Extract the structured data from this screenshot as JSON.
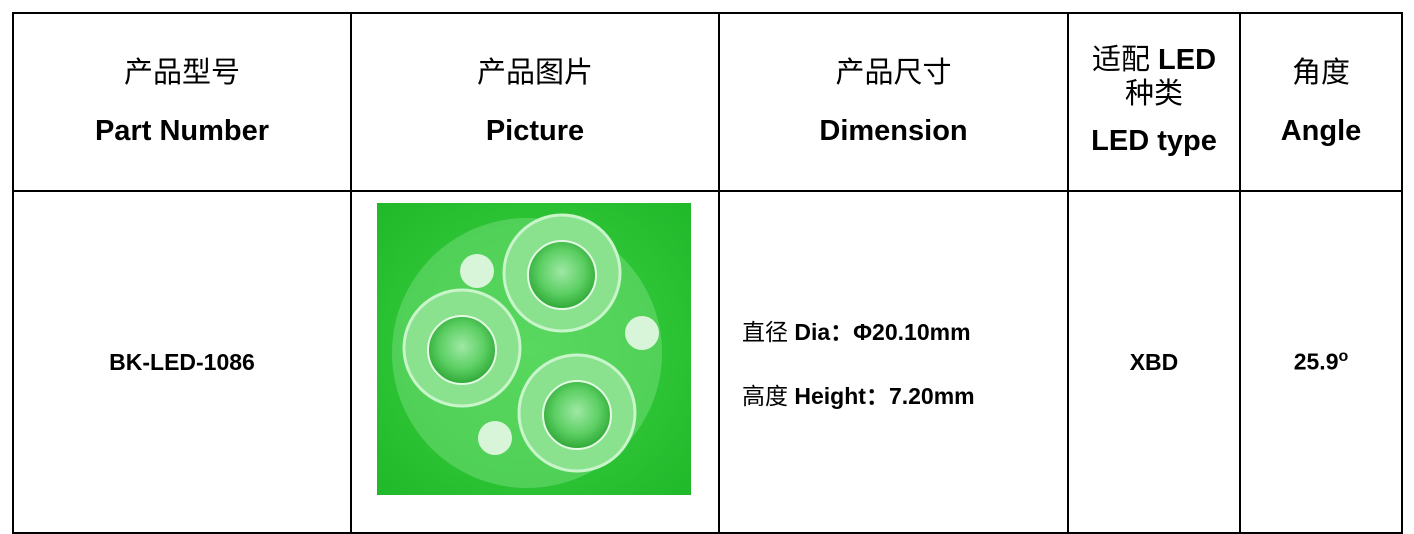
{
  "table": {
    "header": [
      {
        "zh": "产品型号",
        "en": "Part Number"
      },
      {
        "zh": "产品图片",
        "en": "Picture"
      },
      {
        "zh": "产品尺寸",
        "en": "Dimension"
      },
      {
        "zh": "适配",
        "led": "LED",
        "zh2": "种类",
        "en": "LED type"
      },
      {
        "zh": "角度",
        "en": "Angle"
      }
    ],
    "row": {
      "part_number": "BK-LED-1086",
      "dimension": [
        {
          "zh": "直径",
          "en": "Dia：Φ20.10mm"
        },
        {
          "zh": "高度",
          "en": "Height：7.20mm"
        }
      ],
      "led_type": "XBD",
      "angle": {
        "value": "25.9",
        "sup": "o"
      }
    }
  }
}
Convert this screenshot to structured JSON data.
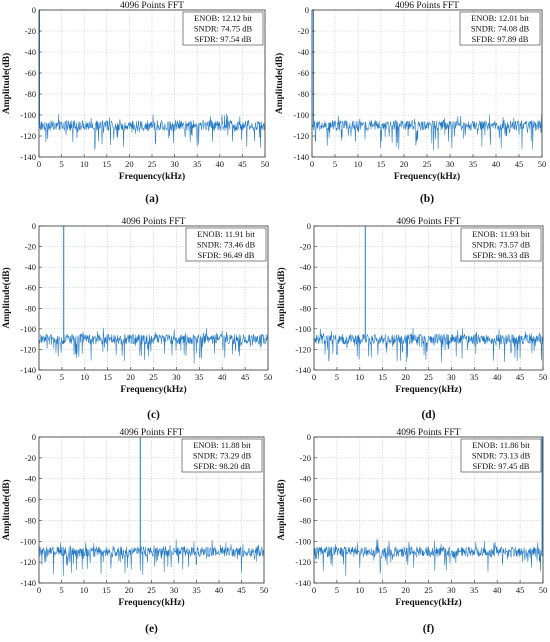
{
  "chart_data": [
    {
      "type": "line",
      "caption": "(a)",
      "title": "4096 Points FFT",
      "xlabel": "Frequency(kHz)",
      "ylabel": "Amplitude(dB)",
      "xlim": [
        0,
        50
      ],
      "ylim": [
        -140,
        0
      ],
      "xticks": [
        "0",
        "5",
        "10",
        "15",
        "20",
        "25",
        "30",
        "35",
        "40",
        "45",
        "50"
      ],
      "yticks": [
        "0",
        "-20",
        "-40",
        "-60",
        "-80",
        "-100",
        "-120",
        "-140"
      ],
      "grid": true,
      "line_color": "#1f77c4",
      "noise_floor_db": -110,
      "signal_tone_khz": 0.1,
      "metrics": [
        "ENOB: 12.12 bit",
        "SNDR: 74.75 dB",
        "SFDR: 97.54 dB"
      ]
    },
    {
      "type": "line",
      "caption": "(b)",
      "title": "4096 Points FFT",
      "xlabel": "Frequency(kHz)",
      "ylabel": "Amplitude(dB)",
      "xlim": [
        0,
        50
      ],
      "ylim": [
        -140,
        0
      ],
      "xticks": [
        "0",
        "5",
        "10",
        "15",
        "20",
        "25",
        "30",
        "35",
        "40",
        "45",
        "50"
      ],
      "yticks": [
        "0",
        "-20",
        "-40",
        "-60",
        "-80",
        "-100",
        "-120",
        "-140"
      ],
      "grid": true,
      "line_color": "#1f77c4",
      "noise_floor_db": -110,
      "signal_tone_khz": 0.3,
      "metrics": [
        "ENOB: 12.01 bit",
        "SNDR: 74.08 dB",
        "SFDR: 97.89 dB"
      ]
    },
    {
      "type": "line",
      "caption": "(c)",
      "title": "4096 Points FFT",
      "xlabel": "Frequency(kHz)",
      "ylabel": "Amplitude(dB)",
      "xlim": [
        0,
        50
      ],
      "ylim": [
        -140,
        0
      ],
      "xticks": [
        "0",
        "5",
        "10",
        "15",
        "20",
        "25",
        "30",
        "35",
        "40",
        "45",
        "50"
      ],
      "yticks": [
        "0",
        "-20",
        "-40",
        "-60",
        "-80",
        "-100",
        "-120",
        "-140"
      ],
      "grid": true,
      "line_color": "#1f77c4",
      "noise_floor_db": -110,
      "signal_tone_khz": 5.4,
      "metrics": [
        "ENOB: 11.91 bit",
        "SNDR: 73.46 dB",
        "SFDR: 96.49 dB"
      ]
    },
    {
      "type": "line",
      "caption": "(d)",
      "title": "4096 Points FFT",
      "xlabel": "Frequency(kHz)",
      "ylabel": "Amplitude(dB)",
      "xlim": [
        0,
        50
      ],
      "ylim": [
        -140,
        0
      ],
      "xticks": [
        "0",
        "5",
        "10",
        "15",
        "20",
        "25",
        "30",
        "35",
        "40",
        "45",
        "50"
      ],
      "yticks": [
        "0",
        "-20",
        "-40",
        "-60",
        "-80",
        "-100",
        "-120",
        "-140"
      ],
      "grid": true,
      "line_color": "#1f77c4",
      "noise_floor_db": -110,
      "signal_tone_khz": 11.2,
      "metrics": [
        "ENOB: 11.93 bit",
        "SNDR: 73.57 dB",
        "SFDR: 98.33 dB"
      ]
    },
    {
      "type": "line",
      "caption": "(e)",
      "title": "4096 Points FFT",
      "xlabel": "Frequency(kHz)",
      "ylabel": "Amplitude(dB)",
      "xlim": [
        0,
        50
      ],
      "ylim": [
        -140,
        0
      ],
      "xticks": [
        "0",
        "5",
        "10",
        "15",
        "20",
        "25",
        "30",
        "35",
        "40",
        "45",
        "50"
      ],
      "yticks": [
        "0",
        "-20",
        "-40",
        "-60",
        "-80",
        "-100",
        "-120",
        "-140"
      ],
      "grid": true,
      "line_color": "#1f77c4",
      "noise_floor_db": -110,
      "signal_tone_khz": 22.5,
      "metrics": [
        "ENOB: 11.88 bit",
        "SNDR: 73.29 dB",
        "SFDR: 98.20 dB"
      ]
    },
    {
      "type": "line",
      "caption": "(f)",
      "title": "4096 Points FFT",
      "xlabel": "Frequency(kHz)",
      "ylabel": "Amplitude(dB)",
      "xlim": [
        0,
        50
      ],
      "ylim": [
        -140,
        0
      ],
      "xticks": [
        "0",
        "5",
        "10",
        "15",
        "20",
        "25",
        "30",
        "35",
        "40",
        "45",
        "50"
      ],
      "yticks": [
        "0",
        "-20",
        "-40",
        "-60",
        "-80",
        "-100",
        "-120",
        "-140"
      ],
      "grid": true,
      "line_color": "#1f77c4",
      "noise_floor_db": -110,
      "signal_tone_khz": 49.8,
      "metrics": [
        "ENOB: 11.86 bit",
        "SNDR: 73.13 dB",
        "SFDR: 97.45 dB"
      ]
    }
  ]
}
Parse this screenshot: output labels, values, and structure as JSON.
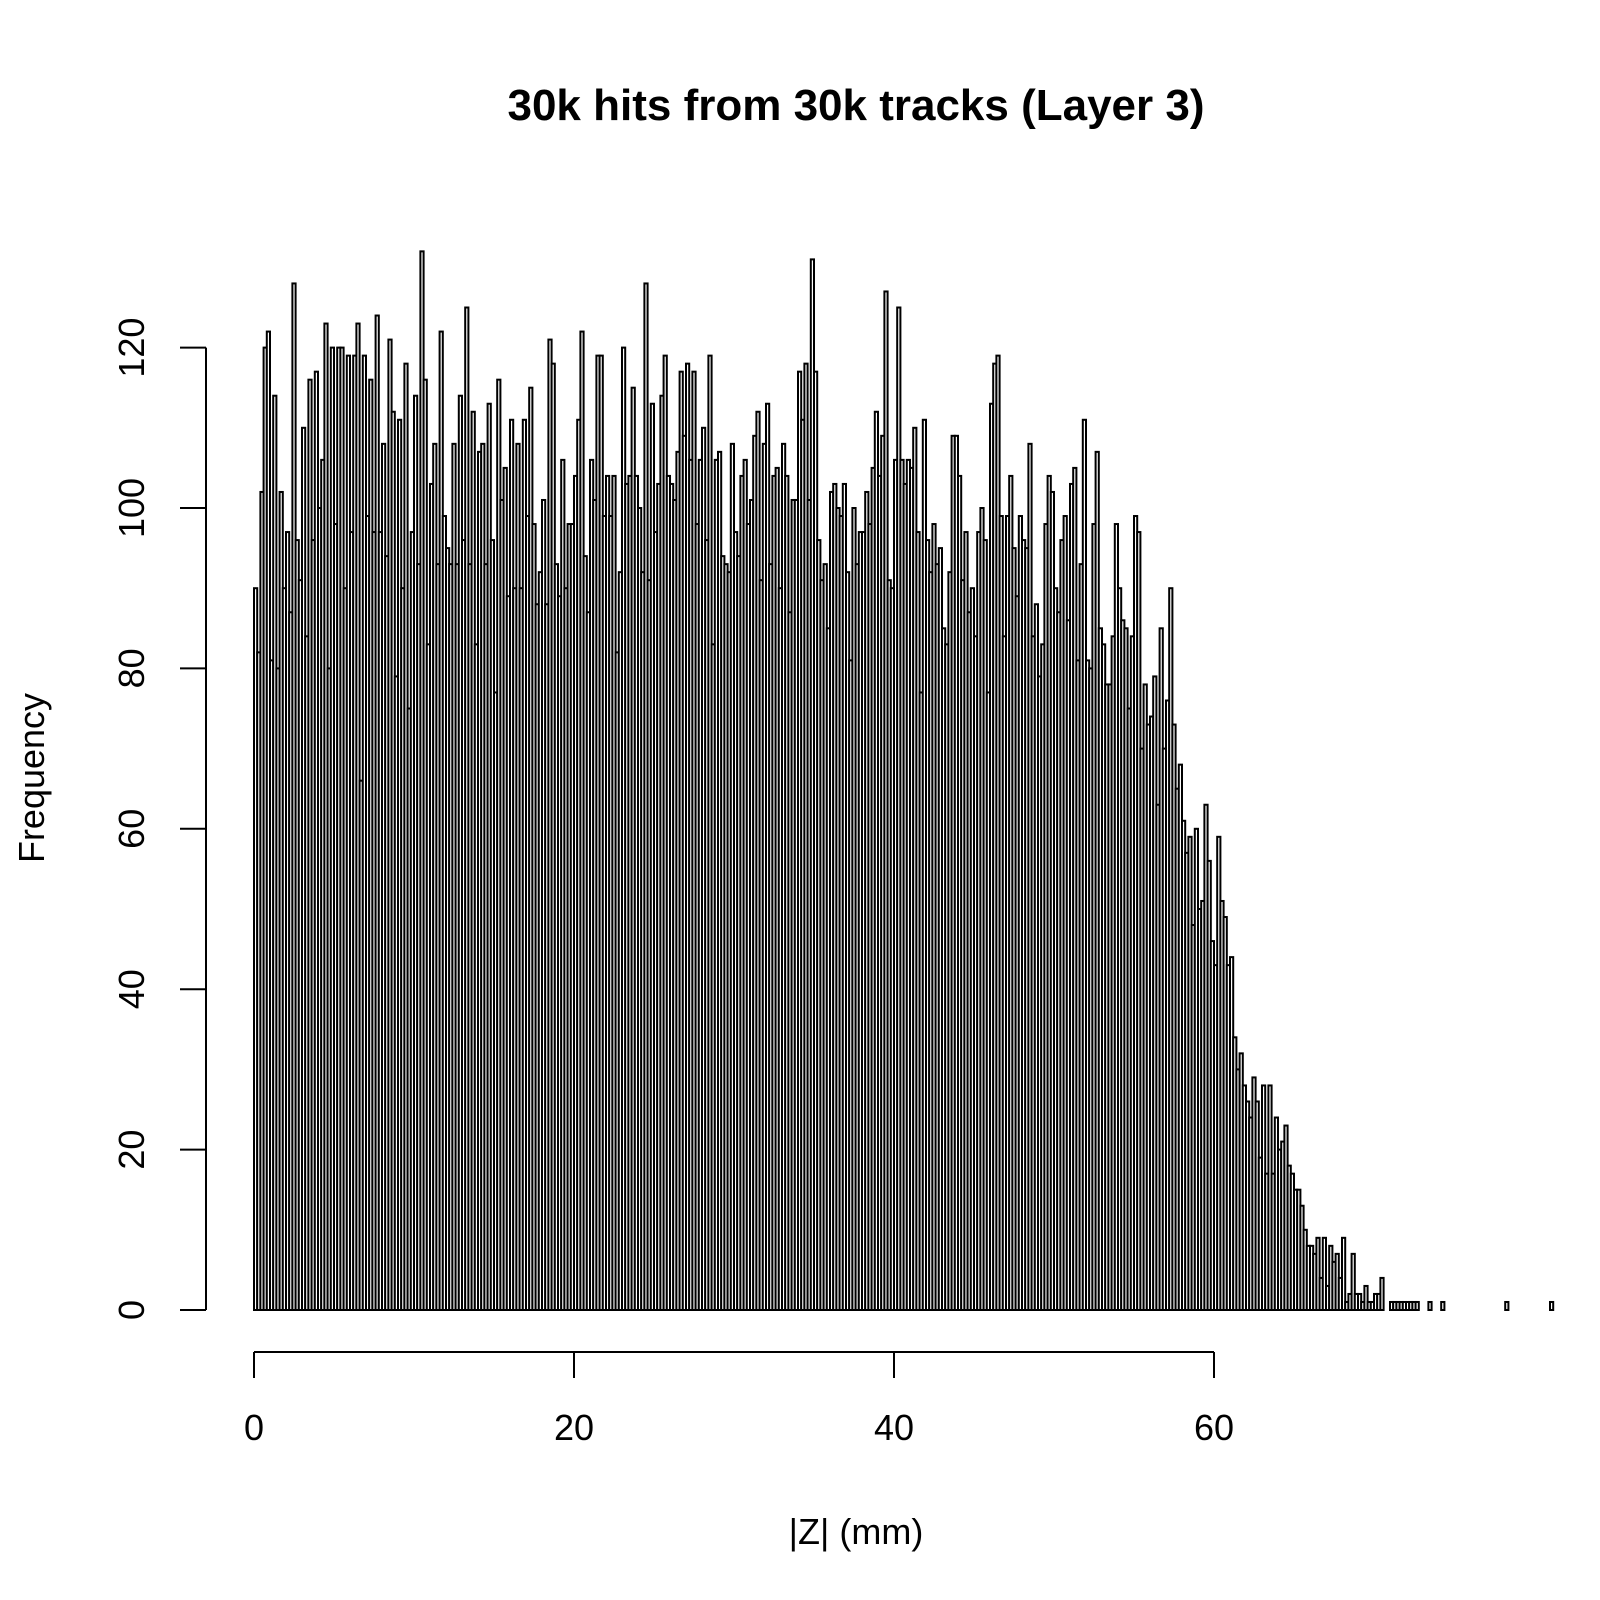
{
  "chart_data": {
    "type": "bar",
    "title": "30k hits from 30k tracks (Layer 3)",
    "xlabel": "|Z| (mm)",
    "ylabel": "Frequency",
    "xlim": [
      0,
      78
    ],
    "ylim": [
      0,
      132
    ],
    "xticks": [
      0,
      20,
      40,
      60
    ],
    "yticks": [
      0,
      20,
      40,
      60,
      80,
      100,
      120
    ],
    "bin_width": 0.2,
    "bin_start": 0,
    "grid": false,
    "legend": "none",
    "bar_color": "#ffffff",
    "edge_color": "#000000",
    "values": [
      90,
      82,
      102,
      120,
      122,
      81,
      114,
      80,
      102,
      90,
      97,
      87,
      128,
      96,
      91,
      110,
      84,
      116,
      96,
      117,
      100,
      106,
      123,
      80,
      120,
      98,
      120,
      120,
      90,
      119,
      97,
      119,
      123,
      66,
      119,
      99,
      116,
      97,
      124,
      97,
      108,
      94,
      121,
      112,
      79,
      111,
      90,
      118,
      75,
      97,
      114,
      93,
      132,
      116,
      83,
      103,
      108,
      93,
      122,
      99,
      95,
      93,
      108,
      93,
      114,
      96,
      125,
      93,
      112,
      83,
      107,
      108,
      93,
      113,
      96,
      77,
      116,
      101,
      105,
      89,
      111,
      90,
      108,
      90,
      111,
      99,
      115,
      98,
      88,
      92,
      101,
      88,
      121,
      118,
      93,
      89,
      106,
      90,
      98,
      98,
      104,
      111,
      122,
      94,
      87,
      106,
      101,
      119,
      119,
      99,
      104,
      99,
      104,
      82,
      92,
      120,
      103,
      104,
      115,
      104,
      100,
      92,
      128,
      91,
      113,
      97,
      103,
      114,
      119,
      104,
      103,
      101,
      107,
      117,
      109,
      118,
      106,
      117,
      98,
      106,
      110,
      96,
      119,
      83,
      106,
      107,
      94,
      93,
      92,
      108,
      97,
      94,
      104,
      106,
      98,
      101,
      109,
      112,
      91,
      108,
      113,
      93,
      104,
      105,
      90,
      108,
      104,
      87,
      101,
      101,
      117,
      111,
      118,
      101,
      131,
      117,
      96,
      91,
      93,
      85,
      102,
      103,
      100,
      99,
      103,
      92,
      81,
      100,
      93,
      97,
      97,
      102,
      98,
      105,
      112,
      104,
      109,
      127,
      91,
      90,
      106,
      125,
      106,
      103,
      106,
      105,
      110,
      97,
      77,
      111,
      96,
      92,
      98,
      93,
      95,
      85,
      83,
      92,
      109,
      109,
      104,
      91,
      97,
      87,
      90,
      84,
      97,
      100,
      96,
      77,
      113,
      118,
      119,
      99,
      84,
      99,
      104,
      95,
      89,
      99,
      96,
      95,
      108,
      84,
      88,
      79,
      83,
      98,
      104,
      102,
      90,
      87,
      96,
      99,
      86,
      103,
      105,
      81,
      93,
      111,
      81,
      80,
      98,
      107,
      85,
      83,
      78,
      78,
      84,
      98,
      90,
      86,
      85,
      75,
      84,
      99,
      97,
      70,
      78,
      73,
      74,
      79,
      63,
      85,
      70,
      76,
      90,
      73,
      65,
      68,
      61,
      57,
      59,
      48,
      60,
      50,
      51,
      63,
      56,
      46,
      43,
      59,
      51,
      49,
      43,
      44,
      34,
      30,
      32,
      28,
      26,
      24,
      29,
      26,
      19,
      28,
      17,
      28,
      17,
      24,
      20,
      21,
      23,
      18,
      17,
      15,
      15,
      13,
      10,
      8,
      8,
      7,
      9,
      4,
      9,
      3,
      8,
      6,
      7,
      4,
      9,
      1,
      2,
      7,
      2,
      2,
      1,
      3,
      1,
      1,
      2,
      2,
      4,
      0,
      0,
      1,
      1,
      1,
      1,
      1,
      1,
      1,
      1,
      1,
      0,
      0,
      0,
      1,
      0,
      0,
      0,
      1,
      0,
      0,
      0,
      0,
      0,
      0,
      0,
      0,
      0,
      0,
      0,
      0,
      0,
      0,
      0,
      0,
      0,
      0,
      0,
      1,
      0,
      0,
      0,
      0,
      0,
      0,
      0,
      0,
      0,
      0,
      0,
      0,
      0,
      1
    ]
  }
}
—————
■ What the task requires ■
Pull out all lines containing "SNDR".

■ Solution to this problem ■
        "SNDR: 74.75 dB",
        "SNDR: 74.08 dB",
        "SNDR: 73.46 dB",
        "SNDR: 73.57 dB",
        "SNDR: 73.29 dB",
        "SNDR: 73.13 dB",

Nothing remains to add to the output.